Provo a pensare a quanto dovesse essere freddo quell’inverno di 77 anni fa in Polonia. Penso alla metà di gennaio del 1945 quando esilmente in piedi, nella neve di Auschwitz ingrigita dalla cenere che usciva incessantemente dai forni crematori, Liliana, una ragazzina delle scuole medie, ripeteva come un mantra tra sé e sé: «voglio vivere», «voglio vivere», «voglio vivere», nel gelo sferzante, mentre veniva costretta, senza alternativa o possibilità di fuga, alla “marcia della morte” verso la Germania.
Per fortuna la storia ci racconta che si salvo’ e venne liberata dall’Armata Rossa il primo maggio dello stesso anno nel campo di Malchow.

Una dei 25 bambine/i e ragazze/i italiani (sotto i 14 anni) sopravvissuti su 776 portati con la forza come prigionieri nei campi di sterminio.

Liliana Segre, ora senatrice a vita, seppe resistere nei lager per quindici mesi dopo che, insieme al padre Alberto, nel gennaio 1944 era stata chiusa in un “carro bestiame” nell’invisibile binario 21 della Stazione Centrale di Milano.

Ricordare significa riportare al cuore. Ed il mio e’ in subbuglio in quest’alba romana.
Per sconfiggere la banalità del male occorre che le nostre coscienze siano vive, che la memoria sia coltivata, che i nostri occhi sappiano riconoscere, guardando il volto dell’altro, che apparteniamo tutti con la stessa dignità ad una sola famiglia umana.

E Liliana quante persone come me, quanti padri ha visto in quei 15 interminabili mesi obbedire ad un sistema disumano, esserne parte, essere complici?

Ecco allora a cosa pensare e cosa chiedere intensamente e particolarmente, in questi giorni, quando i credenti pronunciano insieme l’ultima locuzione del Padre Nostro.
========================================================================
# Consegna 1:
Trasforma in un elenco JSON di stringhe tutto ciò che va dall'inizio dei record fino alla riga che contiene "candle-body xyxy=(644,235,649,255)", inclusa. Ogni riga deve corrispondere a una stringa e le righe vuote vanno tralasciate.
Il testo e i record sono materiali distinti e indipendenti l'uno dall'altro.

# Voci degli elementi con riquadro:
========================================================================
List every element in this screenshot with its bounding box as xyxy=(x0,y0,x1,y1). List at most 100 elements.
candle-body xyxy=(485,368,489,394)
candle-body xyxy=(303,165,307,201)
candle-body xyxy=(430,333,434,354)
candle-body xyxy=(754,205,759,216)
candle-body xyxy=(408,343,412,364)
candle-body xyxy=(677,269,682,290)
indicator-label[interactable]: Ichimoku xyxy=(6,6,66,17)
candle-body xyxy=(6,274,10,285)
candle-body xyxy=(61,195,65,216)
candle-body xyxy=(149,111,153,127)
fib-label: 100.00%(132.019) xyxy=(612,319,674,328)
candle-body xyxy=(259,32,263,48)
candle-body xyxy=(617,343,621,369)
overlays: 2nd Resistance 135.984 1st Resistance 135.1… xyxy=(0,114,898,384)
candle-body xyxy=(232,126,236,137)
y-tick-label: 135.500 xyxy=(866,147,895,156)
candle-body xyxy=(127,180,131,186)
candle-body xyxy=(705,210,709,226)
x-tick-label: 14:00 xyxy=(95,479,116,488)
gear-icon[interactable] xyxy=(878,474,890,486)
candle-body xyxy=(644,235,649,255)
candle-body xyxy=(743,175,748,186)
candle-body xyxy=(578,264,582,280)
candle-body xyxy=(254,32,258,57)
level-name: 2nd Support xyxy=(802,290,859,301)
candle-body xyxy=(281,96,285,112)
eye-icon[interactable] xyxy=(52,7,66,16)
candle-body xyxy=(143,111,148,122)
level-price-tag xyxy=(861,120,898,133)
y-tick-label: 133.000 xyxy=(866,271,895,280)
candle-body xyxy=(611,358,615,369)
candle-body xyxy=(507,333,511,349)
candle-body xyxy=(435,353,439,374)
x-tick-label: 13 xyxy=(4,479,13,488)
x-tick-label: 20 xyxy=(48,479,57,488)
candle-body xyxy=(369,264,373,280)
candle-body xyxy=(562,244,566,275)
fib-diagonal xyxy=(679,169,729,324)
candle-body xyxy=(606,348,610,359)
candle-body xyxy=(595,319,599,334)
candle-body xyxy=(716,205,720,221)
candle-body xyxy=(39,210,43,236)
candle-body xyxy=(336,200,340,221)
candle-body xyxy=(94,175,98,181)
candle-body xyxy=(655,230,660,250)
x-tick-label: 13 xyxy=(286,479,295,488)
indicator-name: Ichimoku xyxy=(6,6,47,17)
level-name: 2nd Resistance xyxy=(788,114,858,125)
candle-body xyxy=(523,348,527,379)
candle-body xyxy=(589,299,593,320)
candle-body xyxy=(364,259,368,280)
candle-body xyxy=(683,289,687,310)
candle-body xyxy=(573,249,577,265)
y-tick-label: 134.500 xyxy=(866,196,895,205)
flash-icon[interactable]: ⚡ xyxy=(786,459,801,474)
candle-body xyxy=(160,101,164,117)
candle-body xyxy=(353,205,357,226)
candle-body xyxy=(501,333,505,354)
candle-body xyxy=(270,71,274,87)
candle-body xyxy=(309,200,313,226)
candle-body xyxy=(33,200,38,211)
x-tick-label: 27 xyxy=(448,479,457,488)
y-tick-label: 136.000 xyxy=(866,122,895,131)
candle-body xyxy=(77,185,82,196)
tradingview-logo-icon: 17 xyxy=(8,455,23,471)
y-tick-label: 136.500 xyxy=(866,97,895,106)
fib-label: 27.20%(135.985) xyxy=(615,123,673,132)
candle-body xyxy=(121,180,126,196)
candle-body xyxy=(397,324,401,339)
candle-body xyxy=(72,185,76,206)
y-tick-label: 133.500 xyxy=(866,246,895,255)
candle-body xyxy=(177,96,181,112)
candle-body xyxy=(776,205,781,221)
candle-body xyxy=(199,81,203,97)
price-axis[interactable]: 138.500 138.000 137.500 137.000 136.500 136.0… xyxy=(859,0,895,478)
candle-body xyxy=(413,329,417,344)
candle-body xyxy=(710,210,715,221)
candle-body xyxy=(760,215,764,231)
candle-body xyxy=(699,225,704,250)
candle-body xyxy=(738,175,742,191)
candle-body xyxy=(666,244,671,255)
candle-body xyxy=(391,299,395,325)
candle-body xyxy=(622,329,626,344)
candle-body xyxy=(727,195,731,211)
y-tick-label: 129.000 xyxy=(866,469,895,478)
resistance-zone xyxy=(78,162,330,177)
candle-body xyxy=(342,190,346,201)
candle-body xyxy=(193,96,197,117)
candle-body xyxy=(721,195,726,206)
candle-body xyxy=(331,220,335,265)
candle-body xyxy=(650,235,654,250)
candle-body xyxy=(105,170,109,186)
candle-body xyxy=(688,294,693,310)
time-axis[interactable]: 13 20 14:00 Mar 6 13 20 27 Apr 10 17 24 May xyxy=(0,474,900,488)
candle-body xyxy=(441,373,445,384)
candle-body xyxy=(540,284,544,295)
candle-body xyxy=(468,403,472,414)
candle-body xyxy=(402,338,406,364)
========================================================================
# Consegna 2:
Elenca tutte le date del testo su Liliana Segre che indicano un mese.

# Risposta completa 1:
[
  "List every element in this screenshot with its bounding box as xyxy=(x0,y0,x1,y1). List at most 100 elements.",
  "candle-body xyxy=(485,368,489,394)",
  "candle-body xyxy=(303,165,307,201)",
  "candle-body xyxy=(430,333,434,354)",
  "candle-body xyxy=(754,205,759,216)",
  "candle-body xyxy=(408,343,412,364)",
  "candle-body xyxy=(677,269,682,290)",
  "indicator-label[interactable]: Ichimoku xyxy=(6,6,66,17)",
  "candle-body xyxy=(6,274,10,285)",
  "candle-body xyxy=(61,195,65,216)",
  "candle-body xyxy=(149,111,153,127)",
  "fib-label: 100.00%(132.019) xyxy=(612,319,674,328)",
  "candle-body xyxy=(259,32,263,48)",
  "candle-body xyxy=(617,343,621,369)",
  "overlays: 2nd Resistance 135.984 1st Resistance 135.1… xyxy=(0,114,898,384)",
  "candle-body xyxy=(232,126,236,137)",
  "y-tick-label: 135.500 xyxy=(866,147,895,156)",
  "candle-body xyxy=(127,180,131,186)",
  "candle-body xyxy=(705,210,709,226)",
  "x-tick-label: 14:00 xyxy=(95,479,116,488)",
  "gear-icon[interactable] xyxy=(878,474,890,486)",
  "candle-body xyxy=(644,235,649,255)"
]

# Risposta completa 2:
- la metà di gennaio del 1945
- il primo maggio dello stesso anno (1945)
- gennaio 1944